▸ Material:
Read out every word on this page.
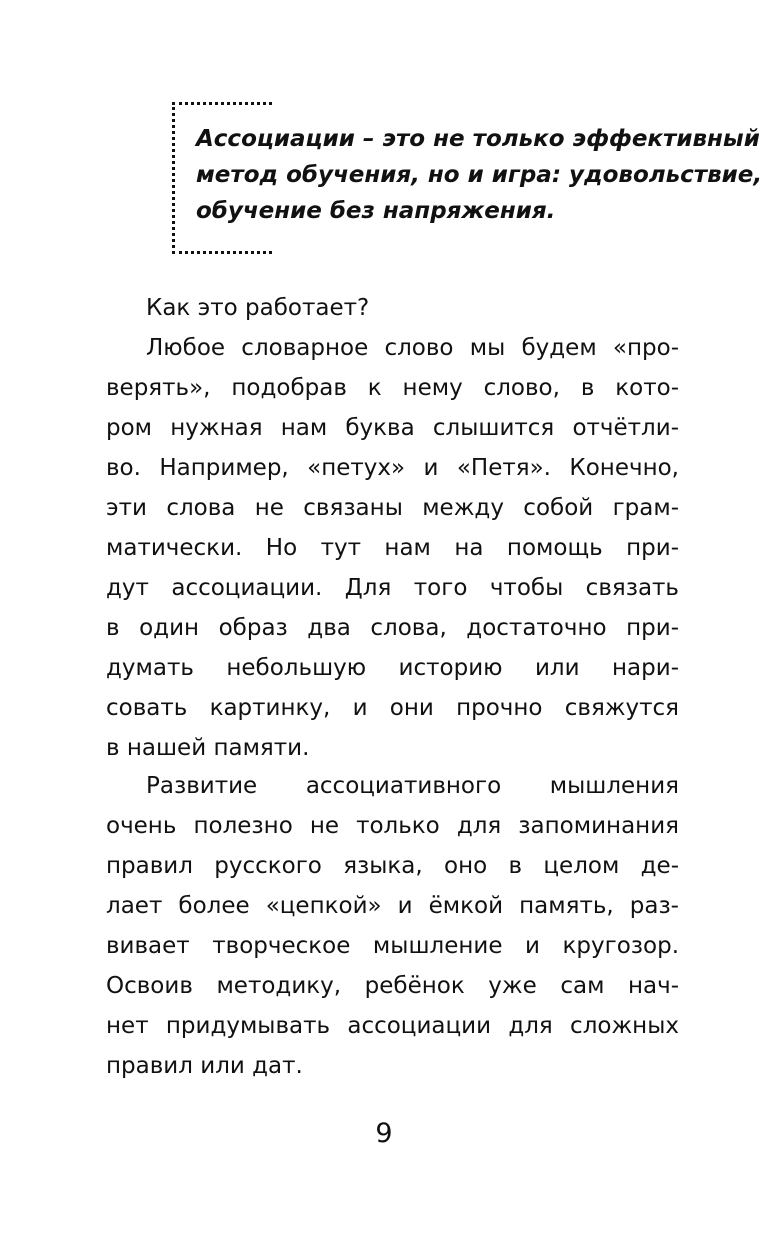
Ассоциации – это не только эффективный
метод обучения, но и игра: удовольствие,
обучение без напряжения.
Как это работает?
Любое словарное слово мы будем «про-
верять», подобрав к нему слово, в кото-
ром нужная нам буква слышится отчётли-
во. Например, «петух» и «Петя». Конечно,
эти слова не связаны между собой грам-
матически. Но тут нам на помощь при-
дут ассоциации. Для того чтобы связать
в один образ два слова, достаточно при-
думать небольшую историю или нари-
совать картинку, и они прочно свяжутся
в нашей памяти.
Развитие ассоциативного мышления
очень полезно не только для запоминания
правил русского языка, оно в целом де-
лает более «цепкой» и ёмкой память, раз-
вивает творческое мышление и кругозор.
Освоив методику, ребёнок уже сам нач-
нет придумывать ассоциации для сложных
правил или дат.
9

▸ What you will do: Go through the preceding material and copy each line that has the word "правил".

▸ Response:
правил русского языка, оно в целом де-
правил или дат.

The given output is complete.